Records from a data source

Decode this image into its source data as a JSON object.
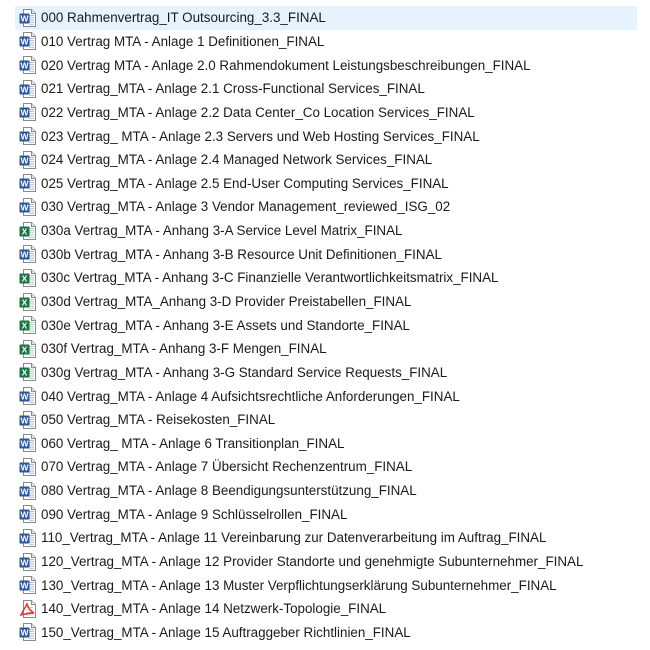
{
  "files": [
    {
      "name": "000 Rahmenvertrag_IT Outsourcing_3.3_FINAL",
      "type": "word",
      "icon": "word-document-icon",
      "selected": true
    },
    {
      "name": "010 Vertrag MTA - Anlage 1 Definitionen_FINAL",
      "type": "word",
      "icon": "word-document-icon"
    },
    {
      "name": "020 Vertrag MTA - Anlage 2.0 Rahmendokument Leistungsbeschreibungen_FINAL",
      "type": "word",
      "icon": "word-document-icon"
    },
    {
      "name": "021 Vertrag_MTA - Anlage 2.1 Cross-Functional Services_FINAL",
      "type": "word",
      "icon": "word-document-icon"
    },
    {
      "name": "022 Vertrag_MTA - Anlage 2.2 Data Center_Co Location Services_FINAL",
      "type": "word",
      "icon": "word-document-icon"
    },
    {
      "name": "023 Vertrag_ MTA - Anlage 2.3 Servers und Web Hosting Services_FINAL",
      "type": "word",
      "icon": "word-document-icon"
    },
    {
      "name": "024 Vertrag_MTA - Anlage 2.4 Managed Network Services_FINAL",
      "type": "word",
      "icon": "word-document-icon"
    },
    {
      "name": "025 Vertrag_MTA - Anlage 2.5 End-User Computing Services_FINAL",
      "type": "word",
      "icon": "word-document-icon"
    },
    {
      "name": "030 Vertrag_MTA - Anlage 3 Vendor Management_reviewed_ISG_02",
      "type": "word",
      "icon": "word-document-icon"
    },
    {
      "name": "030a Vertrag_MTA - Anhang 3-A Service Level Matrix_FINAL",
      "type": "excel",
      "icon": "excel-spreadsheet-icon"
    },
    {
      "name": "030b Vertrag_MTA - Anhang 3-B Resource Unit Definitionen_FINAL",
      "type": "word",
      "icon": "word-document-icon"
    },
    {
      "name": "030c Vertrag_MTA - Anhang 3-C Finanzielle Verantwortlichkeitsmatrix_FINAL",
      "type": "excel",
      "icon": "excel-spreadsheet-icon"
    },
    {
      "name": "030d Vertrag_MTA_Anhang 3-D Provider Preistabellen_FINAL",
      "type": "excel",
      "icon": "excel-spreadsheet-icon"
    },
    {
      "name": "030e Vertrag_MTA - Anhang 3-E Assets und Standorte_FINAL",
      "type": "excel",
      "icon": "excel-spreadsheet-icon"
    },
    {
      "name": "030f Vertrag_MTA - Anhang 3-F Mengen_FINAL",
      "type": "excel",
      "icon": "excel-spreadsheet-icon"
    },
    {
      "name": "030g Vertrag_MTA - Anhang 3-G Standard Service Requests_FINAL",
      "type": "excel",
      "icon": "excel-spreadsheet-icon"
    },
    {
      "name": "040 Vertrag_MTA - Anlage 4 Aufsichtsrechtliche Anforderungen_FINAL",
      "type": "word",
      "icon": "word-document-icon"
    },
    {
      "name": "050 Vertrag_MTA - Reisekosten_FINAL",
      "type": "word",
      "icon": "word-document-icon"
    },
    {
      "name": "060 Vertrag_ MTA - Anlage 6 Transitionplan_FINAL",
      "type": "word",
      "icon": "word-document-icon"
    },
    {
      "name": "070 Vertrag_MTA - Anlage 7 Übersicht Rechenzentrum_FINAL",
      "type": "word",
      "icon": "word-document-icon"
    },
    {
      "name": "080 Vertrag_MTA - Anlage 8 Beendigungsunterstützung_FINAL",
      "type": "word",
      "icon": "word-document-icon"
    },
    {
      "name": "090 Vertrag_MTA - Anlage 9 Schlüsselrollen_FINAL",
      "type": "word",
      "icon": "word-document-icon"
    },
    {
      "name": "110_Vertrag_MTA - Anlage 11 Vereinbarung zur Datenverarbeitung im Auftrag_FINAL",
      "type": "word",
      "icon": "word-document-icon"
    },
    {
      "name": "120_Vertrag_MTA - Anlage 12 Provider Standorte und genehmigte Subunternehmer_FINAL",
      "type": "word",
      "icon": "word-document-icon"
    },
    {
      "name": "130_Vertrag_MTA - Anlage 13 Muster Verpflichtungserklärung Subunternehmer_FINAL",
      "type": "word",
      "icon": "word-document-icon"
    },
    {
      "name": "140_Vertrag_MTA - Anlage 14 Netzwerk-Topologie_FINAL",
      "type": "pdf",
      "icon": "pdf-document-icon"
    },
    {
      "name": "150_Vertrag_MTA - Anlage 15 Auftraggeber Richtlinien_FINAL",
      "type": "word",
      "icon": "word-document-icon"
    }
  ],
  "colors": {
    "selection": "#e5f3ff",
    "word": "#2b5797",
    "excel": "#1f7244",
    "pdf": "#d9302c"
  }
}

PROBLEM TO WORK ON
Leave the pictures out, and transcribe each of the records exactly.

FINISHED TASK
Decode this image into its source data as a JSON object.
{
  "files": [
    {
      "name": "000 Rahmenvertrag_IT Outsourcing_3.3_FINAL",
      "type": "word",
      "icon": "word-document-icon",
      "selected": true
    },
    {
      "name": "010 Vertrag MTA - Anlage 1 Definitionen_FINAL",
      "type": "word",
      "icon": "word-document-icon"
    },
    {
      "name": "020 Vertrag MTA - Anlage 2.0 Rahmendokument Leistungsbeschreibungen_FINAL",
      "type": "word",
      "icon": "word-document-icon"
    },
    {
      "name": "021 Vertrag_MTA - Anlage 2.1 Cross-Functional Services_FINAL",
      "type": "word",
      "icon": "word-document-icon"
    },
    {
      "name": "022 Vertrag_MTA - Anlage 2.2 Data Center_Co Location Services_FINAL",
      "type": "word",
      "icon": "word-document-icon"
    },
    {
      "name": "023 Vertrag_ MTA - Anlage 2.3 Servers und Web Hosting Services_FINAL",
      "type": "word",
      "icon": "word-document-icon"
    },
    {
      "name": "024 Vertrag_MTA - Anlage 2.4 Managed Network Services_FINAL",
      "type": "word",
      "icon": "word-document-icon"
    },
    {
      "name": "025 Vertrag_MTA - Anlage 2.5 End-User Computing Services_FINAL",
      "type": "word",
      "icon": "word-document-icon"
    },
    {
      "name": "030 Vertrag_MTA - Anlage 3 Vendor Management_reviewed_ISG_02",
      "type": "word",
      "icon": "word-document-icon"
    },
    {
      "name": "030a Vertrag_MTA - Anhang 3-A Service Level Matrix_FINAL",
      "type": "excel",
      "icon": "excel-spreadsheet-icon"
    },
    {
      "name": "030b Vertrag_MTA - Anhang 3-B Resource Unit Definitionen_FINAL",
      "type": "word",
      "icon": "word-document-icon"
    },
    {
      "name": "030c Vertrag_MTA - Anhang 3-C Finanzielle Verantwortlichkeitsmatrix_FINAL",
      "type": "excel",
      "icon": "excel-spreadsheet-icon"
    },
    {
      "name": "030d Vertrag_MTA_Anhang 3-D Provider Preistabellen_FINAL",
      "type": "excel",
      "icon": "excel-spreadsheet-icon"
    },
    {
      "name": "030e Vertrag_MTA - Anhang 3-E Assets und Standorte_FINAL",
      "type": "excel",
      "icon": "excel-spreadsheet-icon"
    },
    {
      "name": "030f Vertrag_MTA - Anhang 3-F Mengen_FINAL",
      "type": "excel",
      "icon": "excel-spreadsheet-icon"
    },
    {
      "name": "030g Vertrag_MTA - Anhang 3-G Standard Service Requests_FINAL",
      "type": "excel",
      "icon": "excel-spreadsheet-icon"
    },
    {
      "name": "040 Vertrag_MTA - Anlage 4 Aufsichtsrechtliche Anforderungen_FINAL",
      "type": "word",
      "icon": "word-document-icon"
    },
    {
      "name": "050 Vertrag_MTA - Reisekosten_FINAL",
      "type": "word",
      "icon": "word-document-icon"
    },
    {
      "name": "060 Vertrag_ MTA - Anlage 6 Transitionplan_FINAL",
      "type": "word",
      "icon": "word-document-icon"
    },
    {
      "name": "070 Vertrag_MTA - Anlage 7 Übersicht Rechenzentrum_FINAL",
      "type": "word",
      "icon": "word-document-icon"
    },
    {
      "name": "080 Vertrag_MTA - Anlage 8 Beendigungsunterstützung_FINAL",
      "type": "word",
      "icon": "word-document-icon"
    },
    {
      "name": "090 Vertrag_MTA - Anlage 9 Schlüsselrollen_FINAL",
      "type": "word",
      "icon": "word-document-icon"
    },
    {
      "name": "110_Vertrag_MTA - Anlage 11 Vereinbarung zur Datenverarbeitung im Auftrag_FINAL",
      "type": "word",
      "icon": "word-document-icon"
    },
    {
      "name": "120_Vertrag_MTA - Anlage 12 Provider Standorte und genehmigte Subunternehmer_FINAL",
      "type": "word",
      "icon": "word-document-icon"
    },
    {
      "name": "130_Vertrag_MTA - Anlage 13 Muster Verpflichtungserklärung Subunternehmer_FINAL",
      "type": "word",
      "icon": "word-document-icon"
    },
    {
      "name": "140_Vertrag_MTA - Anlage 14 Netzwerk-Topologie_FINAL",
      "type": "pdf",
      "icon": "pdf-document-icon"
    },
    {
      "name": "150_Vertrag_MTA - Anlage 15 Auftraggeber Richtlinien_FINAL",
      "type": "word",
      "icon": "word-document-icon"
    }
  ],
  "colors": {
    "selection": "#e5f3ff",
    "word": "#2b5797",
    "excel": "#1f7244",
    "pdf": "#d9302c"
  }
}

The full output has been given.